== Items from a data source ==

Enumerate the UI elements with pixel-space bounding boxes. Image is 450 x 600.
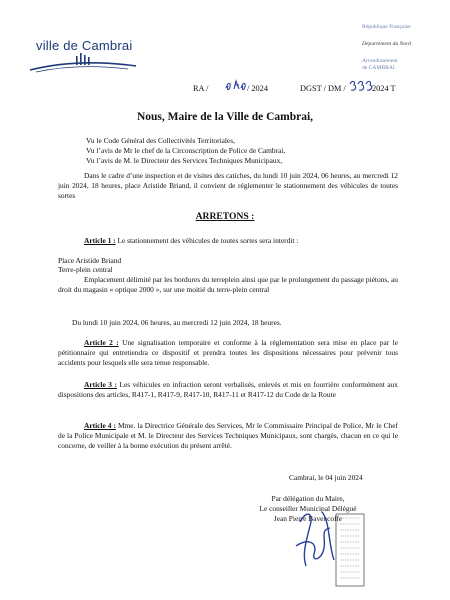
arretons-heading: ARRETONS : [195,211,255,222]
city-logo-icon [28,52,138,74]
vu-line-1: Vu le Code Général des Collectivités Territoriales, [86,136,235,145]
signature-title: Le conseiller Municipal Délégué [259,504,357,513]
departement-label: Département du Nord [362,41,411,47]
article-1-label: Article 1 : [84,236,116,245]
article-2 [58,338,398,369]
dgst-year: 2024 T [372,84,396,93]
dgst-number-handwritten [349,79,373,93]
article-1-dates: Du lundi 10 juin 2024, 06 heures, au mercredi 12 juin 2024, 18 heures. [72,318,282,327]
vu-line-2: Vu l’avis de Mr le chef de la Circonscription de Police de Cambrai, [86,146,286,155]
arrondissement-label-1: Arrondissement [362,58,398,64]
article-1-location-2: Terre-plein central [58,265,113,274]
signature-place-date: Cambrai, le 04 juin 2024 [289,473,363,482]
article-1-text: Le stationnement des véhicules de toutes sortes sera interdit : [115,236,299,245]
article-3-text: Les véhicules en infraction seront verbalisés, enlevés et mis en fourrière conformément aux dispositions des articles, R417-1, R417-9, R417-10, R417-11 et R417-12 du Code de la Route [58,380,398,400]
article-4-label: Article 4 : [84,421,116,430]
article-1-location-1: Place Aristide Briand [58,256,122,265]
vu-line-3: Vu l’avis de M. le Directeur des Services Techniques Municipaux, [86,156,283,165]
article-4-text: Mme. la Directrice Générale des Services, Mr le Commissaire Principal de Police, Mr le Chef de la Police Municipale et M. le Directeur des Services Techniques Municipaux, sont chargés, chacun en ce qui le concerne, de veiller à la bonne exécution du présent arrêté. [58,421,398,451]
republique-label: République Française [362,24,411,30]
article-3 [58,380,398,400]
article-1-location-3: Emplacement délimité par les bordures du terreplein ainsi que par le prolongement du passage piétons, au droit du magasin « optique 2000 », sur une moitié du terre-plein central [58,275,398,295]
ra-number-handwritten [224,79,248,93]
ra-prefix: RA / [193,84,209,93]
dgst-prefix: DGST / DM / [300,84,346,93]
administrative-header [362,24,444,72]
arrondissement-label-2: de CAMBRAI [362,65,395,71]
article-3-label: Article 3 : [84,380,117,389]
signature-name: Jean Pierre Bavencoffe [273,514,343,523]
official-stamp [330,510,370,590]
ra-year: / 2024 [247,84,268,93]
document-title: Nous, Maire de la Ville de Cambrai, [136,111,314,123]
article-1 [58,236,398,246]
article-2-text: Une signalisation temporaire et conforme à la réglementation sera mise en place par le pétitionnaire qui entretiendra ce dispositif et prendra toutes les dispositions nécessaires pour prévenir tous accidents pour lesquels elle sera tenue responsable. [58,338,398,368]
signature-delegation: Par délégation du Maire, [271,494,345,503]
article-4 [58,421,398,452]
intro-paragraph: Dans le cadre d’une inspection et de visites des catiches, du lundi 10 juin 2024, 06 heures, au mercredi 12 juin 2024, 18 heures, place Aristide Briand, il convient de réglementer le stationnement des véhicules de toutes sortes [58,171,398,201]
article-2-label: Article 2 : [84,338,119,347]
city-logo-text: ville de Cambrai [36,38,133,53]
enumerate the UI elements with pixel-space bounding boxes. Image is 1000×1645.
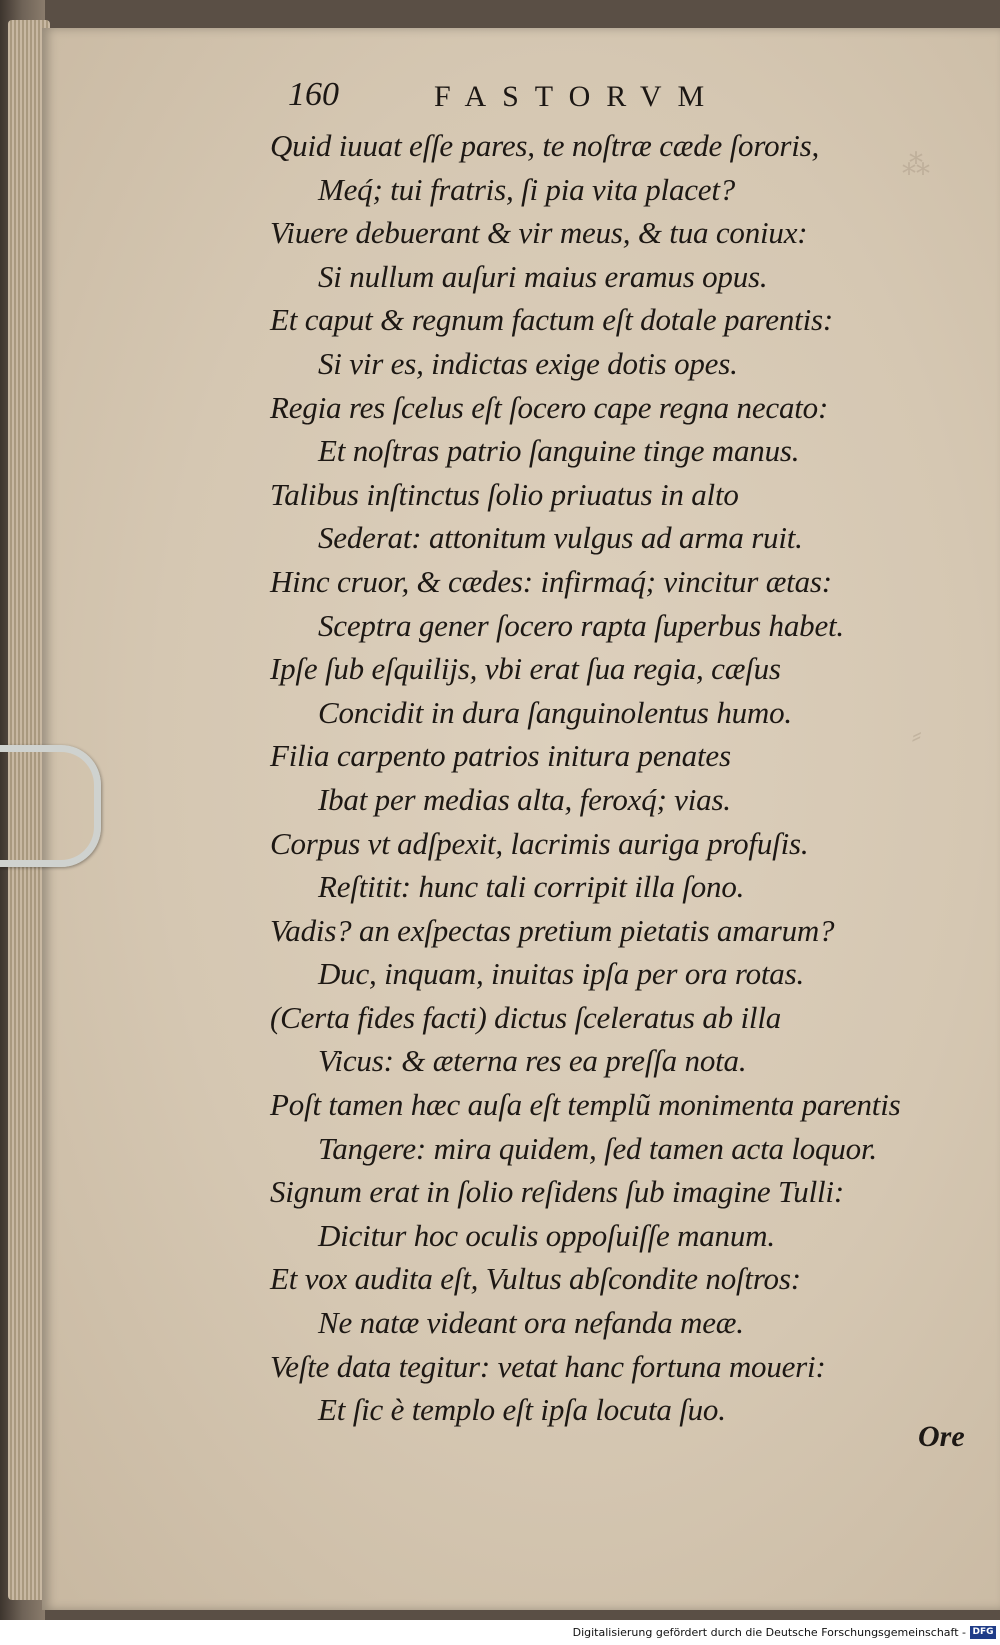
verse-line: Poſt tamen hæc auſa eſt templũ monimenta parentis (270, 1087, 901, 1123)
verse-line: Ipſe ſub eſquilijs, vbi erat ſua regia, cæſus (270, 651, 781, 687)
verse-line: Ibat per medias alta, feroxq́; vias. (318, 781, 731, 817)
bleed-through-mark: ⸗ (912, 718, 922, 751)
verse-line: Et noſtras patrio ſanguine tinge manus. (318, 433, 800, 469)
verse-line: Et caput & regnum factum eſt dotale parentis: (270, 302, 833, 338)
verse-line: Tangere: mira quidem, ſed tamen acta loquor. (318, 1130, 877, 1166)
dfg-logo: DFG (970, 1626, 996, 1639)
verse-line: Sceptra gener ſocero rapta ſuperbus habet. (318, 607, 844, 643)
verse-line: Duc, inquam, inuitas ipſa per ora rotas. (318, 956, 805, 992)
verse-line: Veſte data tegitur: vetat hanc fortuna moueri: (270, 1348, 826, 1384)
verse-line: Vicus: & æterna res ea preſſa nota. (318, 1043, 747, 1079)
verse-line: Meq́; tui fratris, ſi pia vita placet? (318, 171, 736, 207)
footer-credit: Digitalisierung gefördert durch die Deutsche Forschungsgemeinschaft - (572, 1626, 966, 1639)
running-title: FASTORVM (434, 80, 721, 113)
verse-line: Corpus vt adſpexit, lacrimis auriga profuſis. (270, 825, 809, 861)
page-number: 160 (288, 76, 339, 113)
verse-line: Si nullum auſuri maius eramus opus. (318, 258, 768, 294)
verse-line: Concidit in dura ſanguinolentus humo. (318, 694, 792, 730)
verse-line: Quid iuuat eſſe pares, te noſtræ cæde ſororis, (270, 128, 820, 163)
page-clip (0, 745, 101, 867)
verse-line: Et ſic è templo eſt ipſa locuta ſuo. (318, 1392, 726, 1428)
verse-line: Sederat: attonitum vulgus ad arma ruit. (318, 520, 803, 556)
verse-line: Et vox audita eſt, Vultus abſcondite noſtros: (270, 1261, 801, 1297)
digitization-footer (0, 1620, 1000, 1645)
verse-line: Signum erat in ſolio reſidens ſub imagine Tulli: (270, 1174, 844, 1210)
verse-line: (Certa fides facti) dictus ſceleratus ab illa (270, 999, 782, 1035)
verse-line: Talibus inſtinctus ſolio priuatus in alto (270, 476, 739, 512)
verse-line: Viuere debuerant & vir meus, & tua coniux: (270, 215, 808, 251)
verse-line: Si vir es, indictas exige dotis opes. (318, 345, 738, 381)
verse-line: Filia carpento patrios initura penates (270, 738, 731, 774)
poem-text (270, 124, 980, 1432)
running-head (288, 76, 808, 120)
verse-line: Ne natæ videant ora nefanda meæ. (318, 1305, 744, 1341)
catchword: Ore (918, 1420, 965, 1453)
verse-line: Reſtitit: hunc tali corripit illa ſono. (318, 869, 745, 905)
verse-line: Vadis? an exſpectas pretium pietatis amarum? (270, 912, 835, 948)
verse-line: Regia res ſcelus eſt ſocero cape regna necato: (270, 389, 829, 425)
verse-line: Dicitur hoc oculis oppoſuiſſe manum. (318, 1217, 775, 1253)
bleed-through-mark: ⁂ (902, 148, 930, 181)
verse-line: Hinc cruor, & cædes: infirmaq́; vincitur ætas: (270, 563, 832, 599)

== INSTRUCTIONS TO FOLLOW ==
Please give every line of the listing above as a numbered list, skipping blank lines and leaving the pictures out.

== RESULT FOR THIS TASK ==
1. Enumerate the UI elements with pixel-space bounding boxes. Image is 450 x 600.
2. arretons-heading: ARRETONS : [195,211,255,222]
3. city-logo-icon [28,52,138,74]
4. vu-line-1: Vu le Code Général des Collectivités Territoriales, [86,136,235,145]
5. signature-title: Le conseiller Municipal Délégué [259,504,357,513]
6. departement-label: Département du Nord [362,41,411,47]
7. article-1-label: Article 1 : [84,236,116,245]
8. article-2 [58,338,398,369]
9. dgst-year: 2024 T [372,84,396,93]
10. dgst-number-handwritten [349,79,373,93]
11. article-1-dates: Du lundi 10 juin 2024, 06 heures, au mercredi 12 juin 2024, 18 heures. [72,318,282,327]
12. vu-line-2: Vu l’avis de Mr le chef de la Circonscription de Police de Cambrai, [86,146,286,155]
13. arrondissement-label-1: Arrondissement [362,58,398,64]
14. article-1-location-2: Terre-plein central [58,265,113,274]
15. signature-place-date: Cambrai, le 04 juin 2024 [289,473,363,482]
16. article-1-text: Le stationnement des véhicules de toutes sortes sera interdit : [115,236,299,245]
17. article-3-text: Les véhicules en infraction seront verbalisés, enlevés et mis en fourrière conformément aux dispositions des articles, R417-1, R417-9, R417-10, R417-11 et R417-12 du Code de la Route [58,380,398,400]
18. article-4-label: Article 4 : [84,421,116,430]
19. article-1-location-1: Place Aristide Briand [58,256,122,265]
20. vu-line-3: Vu l’avis de M. le Directeur des Services Techniques Municipaux, [86,156,283,165]
21. article-4-text: Mme. la Directrice Générale des Services, Mr le Commissaire Principal de Police, Mr le Chef de la Police Municipale et M. le Directeur des Services Techniques Municipaux, sont chargés, chacun en ce qui le concerne, de veiller à la bonne exécution du présent arrêté. [58,421,398,451]
22. republique-label: République Française [362,24,411,30]
23. article-3 [58,380,398,400]
24. article-1-location-3: Emplacement délimité par les bordures du terreplein ainsi que par le prolongement du passage piétons, au droit du magasin « optique 2000 », sur une moitié du terre-plein central [58,275,398,295]
25. ra-number-handwritten [224,79,248,93]
26. ra-prefix: RA / [193,84,209,93]
27. dgst-prefix: DGST / DM / [300,84,346,93]
28. administrative-header [362,24,444,72]
29. arrondissement-label-2: de CAMBRAI [362,65,395,71]
30. article-3-label: Article 3 : [84,380,117,389]
31. signature-name: Jean Pierre Bavencoffe [273,514,343,523]
32. official-stamp [330,510,370,590]
33. ra-year: / 2024 [247,84,268,93]
34. document-title: Nous, Maire de la Ville de Cambrai, [136,111,314,123]
35. article-1 [58,236,398,246]
36. article-2-text: Une signalisation temporaire et conforme à la réglementation sera mise en place par le pétitionnaire qui entretiendra ce dispositif et prendra toutes les dispositions nécessaires pour prévenir tous accidents pour lesquels elle sera tenue responsable. [58,338,398,368]
37. signature-delegation: Par délégation du Maire, [271,494,345,503]
38. article-4 [58,421,398,452]
39. intro-paragraph: Dans le cadre d’une inspection et de visites des catiches, du lundi 10 juin 2024, 06 heures, au mercredi 12 juin 2024, 18 heures, place Aristide Briand, il convient de réglementer le stationnement des véhicules de toutes sortes [58,171,398,201]
40. article-2-label: Article 2 : [84,338,119,347]
41. city-logo-text: ville de Cambrai [36,38,133,53]
42. enumerate the UI elements with pixel-space bounding boxes. Image is 1000×1645.
43. verse-line: Poſt tamen hæc auſa eſt templũ monimenta parentis (270, 1087, 901, 1123)
44. verse-line: Ipſe ſub eſquilijs, vbi erat ſua regia, cæſus (270, 651, 781, 687)
45. verse-line: Ibat per medias alta, feroxq́; vias. (318, 781, 731, 817)
46. bleed-through-mark: ⸗ (912, 718, 922, 751)
47. verse-line: Et noſtras patrio ſanguine tinge manus. (318, 433, 800, 469)
48. verse-line: Et caput & regnum factum eſt dotale parentis: (270, 302, 833, 338)
49. verse-line: Tangere: mira quidem, ſed tamen acta loquor. (318, 1130, 877, 1166)
50. dfg-logo: DFG (970, 1626, 996, 1639)
51. verse-line: Sceptra gener ſocero rapta ſuperbus habet. (318, 607, 844, 643)
52. verse-line: Duc, inquam, inuitas ipſa per ora rotas. (318, 956, 805, 992)
53. verse-line: Veſte data tegitur: vetat hanc fortuna moueri: (270, 1348, 826, 1384)
54. verse-line: Vicus: & æterna res ea preſſa nota. (318, 1043, 747, 1079)
55. verse-line: Meq́; tui fratris, ſi pia vita placet? (318, 171, 736, 207)
56. footer-credit: Digitalisierung gefördert durch die Deutsche Forschungsgemeinschaft - (572, 1626, 966, 1639)
57. running-title: FASTORVM (434, 80, 721, 113)
58. verse-line: Corpus vt adſpexit, lacrimis auriga profuſis. (270, 825, 809, 861)
59. page-number: 160 (288, 76, 339, 113)
60. verse-line: Si nullum auſuri maius eramus opus. (318, 258, 768, 294)
61. verse-line: Concidit in dura ſanguinolentus humo. (318, 694, 792, 730)
62. verse-line: Quid iuuat eſſe pares, te noſtræ cæde ſororis, (270, 128, 820, 163)
63. page-clip (0, 745, 101, 867)
64. verse-line: Et ſic è templo eſt ipſa locuta ſuo. (318, 1392, 726, 1428)
65. verse-line: Sederat: attonitum vulgus ad arma ruit. (318, 520, 803, 556)
66. verse-line: Et vox audita eſt, Vultus abſcondite noſtros: (270, 1261, 801, 1297)
67. digitization-footer (0, 1620, 1000, 1645)
68. verse-line: Signum erat in ſolio reſidens ſub imagine Tulli: (270, 1174, 844, 1210)
69. verse-line: (Certa fides facti) dictus ſceleratus ab illa (270, 999, 782, 1035)
70. verse-line: Talibus inſtinctus ſolio priuatus in alto (270, 476, 739, 512)
71. verse-line: Viuere debuerant & vir meus, & tua coniux: (270, 215, 808, 251)
72. verse-line: Si vir es, indictas exige dotis opes. (318, 345, 738, 381)
73. verse-line: Filia carpento patrios initura penates (270, 738, 731, 774)
74. poem-text (270, 124, 980, 1432)
75. running-head (288, 76, 808, 120)
76. verse-line: Ne natæ videant ora nefanda meæ. (318, 1305, 744, 1341)
77. catchword: Ore (918, 1420, 965, 1453)
78. verse-line: Reſtitit: hunc tali corripit illa ſono. (318, 869, 745, 905)
79. verse-line: Vadis? an exſpectas pretium pietatis amarum? (270, 912, 835, 948)
80. verse-line: Regia res ſcelus eſt ſocero cape regna necato: (270, 389, 829, 425)
81. verse-line: Dicitur hoc oculis oppoſuiſſe manum. (318, 1217, 775, 1253)
82. bleed-through-mark: ⁂ (902, 148, 930, 181)
83. verse-line: Hinc cruor, & cædes: infirmaq́; vincitur ætas: (270, 563, 832, 599)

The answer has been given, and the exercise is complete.